YOUR TASK
Can you reproduce the data beneath, keeping every line exact?

EXTRACTED DATA
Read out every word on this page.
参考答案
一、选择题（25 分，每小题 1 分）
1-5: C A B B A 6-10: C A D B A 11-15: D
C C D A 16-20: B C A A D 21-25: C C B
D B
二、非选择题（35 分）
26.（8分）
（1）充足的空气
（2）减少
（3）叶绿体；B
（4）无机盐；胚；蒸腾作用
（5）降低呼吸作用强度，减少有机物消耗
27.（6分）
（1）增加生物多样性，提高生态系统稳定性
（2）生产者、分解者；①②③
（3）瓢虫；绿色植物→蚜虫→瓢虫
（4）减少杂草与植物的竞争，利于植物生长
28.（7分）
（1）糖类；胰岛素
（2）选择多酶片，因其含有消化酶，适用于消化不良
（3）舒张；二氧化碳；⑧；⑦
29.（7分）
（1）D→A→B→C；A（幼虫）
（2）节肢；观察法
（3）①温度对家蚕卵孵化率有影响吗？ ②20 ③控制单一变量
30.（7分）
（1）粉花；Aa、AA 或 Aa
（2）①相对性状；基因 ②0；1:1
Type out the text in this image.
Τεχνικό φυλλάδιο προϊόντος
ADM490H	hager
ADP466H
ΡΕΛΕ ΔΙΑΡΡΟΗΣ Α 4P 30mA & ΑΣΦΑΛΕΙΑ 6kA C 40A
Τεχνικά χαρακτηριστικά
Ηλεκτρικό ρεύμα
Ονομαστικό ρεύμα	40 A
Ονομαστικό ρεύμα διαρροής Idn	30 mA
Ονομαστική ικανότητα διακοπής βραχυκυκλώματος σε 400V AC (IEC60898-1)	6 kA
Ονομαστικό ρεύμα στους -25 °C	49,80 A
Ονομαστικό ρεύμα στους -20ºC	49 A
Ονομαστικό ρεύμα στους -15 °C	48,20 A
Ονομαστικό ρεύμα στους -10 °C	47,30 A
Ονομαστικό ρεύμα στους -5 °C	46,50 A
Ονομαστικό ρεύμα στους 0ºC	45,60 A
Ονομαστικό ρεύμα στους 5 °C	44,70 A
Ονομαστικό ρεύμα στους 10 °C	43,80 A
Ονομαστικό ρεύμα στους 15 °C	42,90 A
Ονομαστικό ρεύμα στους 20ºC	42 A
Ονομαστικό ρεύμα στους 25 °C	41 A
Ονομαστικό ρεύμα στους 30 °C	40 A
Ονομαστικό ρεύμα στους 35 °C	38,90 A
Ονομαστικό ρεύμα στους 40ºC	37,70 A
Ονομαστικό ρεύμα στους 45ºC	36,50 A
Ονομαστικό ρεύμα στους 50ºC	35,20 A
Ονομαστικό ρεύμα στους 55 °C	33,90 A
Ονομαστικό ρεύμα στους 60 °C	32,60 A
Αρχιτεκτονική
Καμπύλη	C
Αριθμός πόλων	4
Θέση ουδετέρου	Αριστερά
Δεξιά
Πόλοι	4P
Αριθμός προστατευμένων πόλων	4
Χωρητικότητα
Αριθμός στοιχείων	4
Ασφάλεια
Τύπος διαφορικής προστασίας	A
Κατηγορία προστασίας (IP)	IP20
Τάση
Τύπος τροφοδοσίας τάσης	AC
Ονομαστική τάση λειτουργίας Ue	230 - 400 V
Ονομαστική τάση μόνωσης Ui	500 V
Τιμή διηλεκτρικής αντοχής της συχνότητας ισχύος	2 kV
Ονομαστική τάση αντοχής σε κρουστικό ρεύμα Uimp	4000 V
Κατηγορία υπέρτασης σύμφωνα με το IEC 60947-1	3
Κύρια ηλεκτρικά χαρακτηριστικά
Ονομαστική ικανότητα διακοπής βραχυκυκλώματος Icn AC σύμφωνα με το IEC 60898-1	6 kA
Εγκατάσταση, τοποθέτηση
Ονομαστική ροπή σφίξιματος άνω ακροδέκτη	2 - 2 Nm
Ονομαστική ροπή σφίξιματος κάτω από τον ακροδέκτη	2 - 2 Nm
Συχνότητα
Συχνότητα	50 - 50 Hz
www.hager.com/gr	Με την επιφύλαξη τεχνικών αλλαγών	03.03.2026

SOLUTION FOR THIS TASK
Read out every word on this page.
参考答案
一、选择题（25 分，每小题 1 分）
1-5: C A B B A 6-10: C A D B A 11-15: D
C C D A 16-20: B C A A D 21-25: C C B
D B
二、非选择题（35 分）
26.（8分）
（1）充足的空气
（2）减少
（3）叶绿体；B
（4）无机盐；胚；蒸腾作用
（5）降低呼吸作用强度，减少有机物消耗
27.（6分）
（1）增加生物多样性，提高生态系统稳定性
（2）生产者、分解者；①②③
（3）瓢虫；绿色植物→蚜虫→瓢虫
（4）减少杂草与植物的竞争，利于植物生长
28.（7分）
（1）糖类；胰岛素
（2）选择多酶片，因其含有消化酶，适用于消化不良
（3）舒张；二氧化碳；⑧；⑦
29.（7分）
（1）D→A→B→C；A（幼虫）
（2）节肢；观察法
（3）①温度对家蚕卵孵化率有影响吗？ ②20 ③控制单一变量
30.（7分）
（1）粉花；Aa、AA 或 Aa
（2）①相对性状；基因 ②0；1:1
Type out the text in this image.
Τεχνικό φυλλάδιο προϊόντος
ADM490H	hager
ADP466H
ΡΕΛΕ ΔΙΑΡΡΟΗΣ Α 4P 30mA & ΑΣΦΑΛΕΙΑ 6kA C 40A
Τεχνικά χαρακτηριστικά
Ηλεκτρικό ρεύμα
Ονομαστικό ρεύμα	40 A
Ονομαστικό ρεύμα διαρροής Idn	30 mA
Ονομαστική ικανότητα διακοπής βραχυκυκλώματος σε 400V AC (IEC60898-1)	6 kA
Ονομαστικό ρεύμα στους -25 °C	49,80 A
Ονομαστικό ρεύμα στους -20ºC	49 A
Ονομαστικό ρεύμα στους -15 °C	48,20 A
Ονομαστικό ρεύμα στους -10 °C	47,30 A
Ονομαστικό ρεύμα στους -5 °C	46,50 A
Ονομαστικό ρεύμα στους 0ºC	45,60 A
Ονομαστικό ρεύμα στους 5 °C	44,70 A
Ονομαστικό ρεύμα στους 10 °C	43,80 A
Ονομαστικό ρεύμα στους 15 °C	42,90 A
Ονομαστικό ρεύμα στους 20ºC	42 A
Ονομαστικό ρεύμα στους 25 °C	41 A
Ονομαστικό ρεύμα στους 30 °C	40 A
Ονομαστικό ρεύμα στους 35 °C	38,90 A
Ονομαστικό ρεύμα στους 40ºC	37,70 A
Ονομαστικό ρεύμα στους 45ºC	36,50 A
Ονομαστικό ρεύμα στους 50ºC	35,20 A
Ονομαστικό ρεύμα στους 55 °C	33,90 A
Ονομαστικό ρεύμα στους 60 °C	32,60 A
Αρχιτεκτονική
Καμπύλη	C
Αριθμός πόλων	4
Θέση ουδετέρου	Αριστερά
Δεξιά
Πόλοι	4P
Αριθμός προστατευμένων πόλων	4
Χωρητικότητα
Αριθμός στοιχείων	4
Ασφάλεια
Τύπος διαφορικής προστασίας	A
Κατηγορία προστασίας (IP)	IP20
Τάση
Τύπος τροφοδοσίας τάσης	AC
Ονομαστική τάση λειτουργίας Ue	230 - 400 V
Ονομαστική τάση μόνωσης Ui	500 V
Τιμή διηλεκτρικής αντοχής της συχνότητας ισχύος	2 kV
Ονομαστική τάση αντοχής σε κρουστικό ρεύμα Uimp	4000 V
Κατηγορία υπέρτασης σύμφωνα με το IEC 60947-1	3
Κύρια ηλεκτρικά χαρακτηριστικά
Ονομαστική ικανότητα διακοπής βραχυκυκλώματος Icn AC σύμφωνα με το IEC 60898-1	6 kA
Εγκατάσταση, τοποθέτηση
Ονομαστική ροπή σφίξιματος άνω ακροδέκτη	2 - 2 Nm
Ονομαστική ροπή σφίξιματος κάτω από τον ακροδέκτη	2 - 2 Nm
Συχνότητα
Συχνότητα	50 - 50 Hz
www.hager.com/gr	Με την επιφύλαξη τεχνικών αλλαγών	03.03.2026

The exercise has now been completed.